>> Start Items
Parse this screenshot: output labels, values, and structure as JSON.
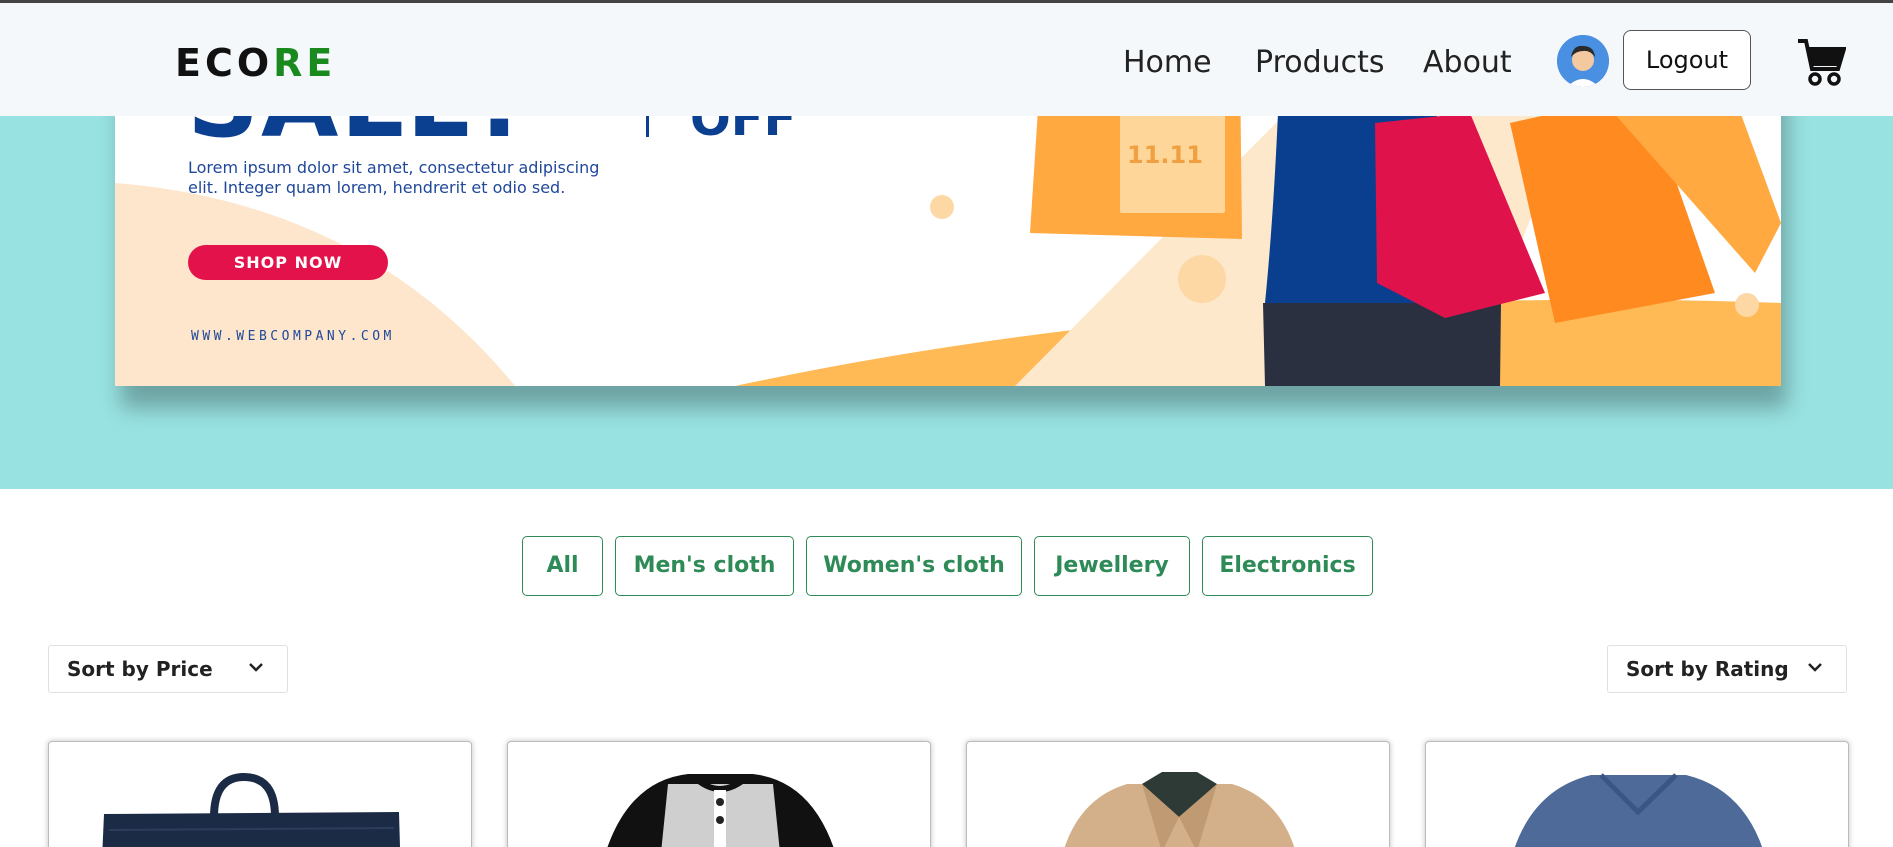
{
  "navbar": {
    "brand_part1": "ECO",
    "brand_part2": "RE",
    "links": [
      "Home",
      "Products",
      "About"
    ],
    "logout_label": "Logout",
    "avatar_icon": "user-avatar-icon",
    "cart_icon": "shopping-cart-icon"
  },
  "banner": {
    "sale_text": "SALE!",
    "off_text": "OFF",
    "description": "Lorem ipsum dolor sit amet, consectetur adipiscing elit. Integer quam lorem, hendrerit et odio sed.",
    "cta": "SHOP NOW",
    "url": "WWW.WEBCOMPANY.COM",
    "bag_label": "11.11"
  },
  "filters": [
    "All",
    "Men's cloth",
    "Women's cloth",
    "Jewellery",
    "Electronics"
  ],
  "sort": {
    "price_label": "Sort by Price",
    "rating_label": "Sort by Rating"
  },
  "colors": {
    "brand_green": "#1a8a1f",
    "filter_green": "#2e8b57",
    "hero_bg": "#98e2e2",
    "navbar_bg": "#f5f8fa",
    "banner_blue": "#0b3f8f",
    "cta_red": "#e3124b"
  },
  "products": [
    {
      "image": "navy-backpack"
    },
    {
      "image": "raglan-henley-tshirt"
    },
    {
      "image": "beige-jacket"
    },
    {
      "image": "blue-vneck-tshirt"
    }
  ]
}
>> End Items
▸ What to work on: Without the pictures, print the records in full, exactly as they appear.

▸ Output of the exercise:
Parse this screenshot: output labels, values, and structure as JSON.
{
  "navbar": {
    "brand_part1": "ECO",
    "brand_part2": "RE",
    "links": [
      "Home",
      "Products",
      "About"
    ],
    "logout_label": "Logout",
    "avatar_icon": "user-avatar-icon",
    "cart_icon": "shopping-cart-icon"
  },
  "banner": {
    "sale_text": "SALE!",
    "off_text": "OFF",
    "description": "Lorem ipsum dolor sit amet, consectetur adipiscing elit. Integer quam lorem, hendrerit et odio sed.",
    "cta": "SHOP NOW",
    "url": "WWW.WEBCOMPANY.COM",
    "bag_label": "11.11"
  },
  "filters": [
    "All",
    "Men's cloth",
    "Women's cloth",
    "Jewellery",
    "Electronics"
  ],
  "sort": {
    "price_label": "Sort by Price",
    "rating_label": "Sort by Rating"
  },
  "colors": {
    "brand_green": "#1a8a1f",
    "filter_green": "#2e8b57",
    "hero_bg": "#98e2e2",
    "navbar_bg": "#f5f8fa",
    "banner_blue": "#0b3f8f",
    "cta_red": "#e3124b"
  },
  "products": [
    {
      "image": "navy-backpack"
    },
    {
      "image": "raglan-henley-tshirt"
    },
    {
      "image": "beige-jacket"
    },
    {
      "image": "blue-vneck-tshirt"
    }
  ]
}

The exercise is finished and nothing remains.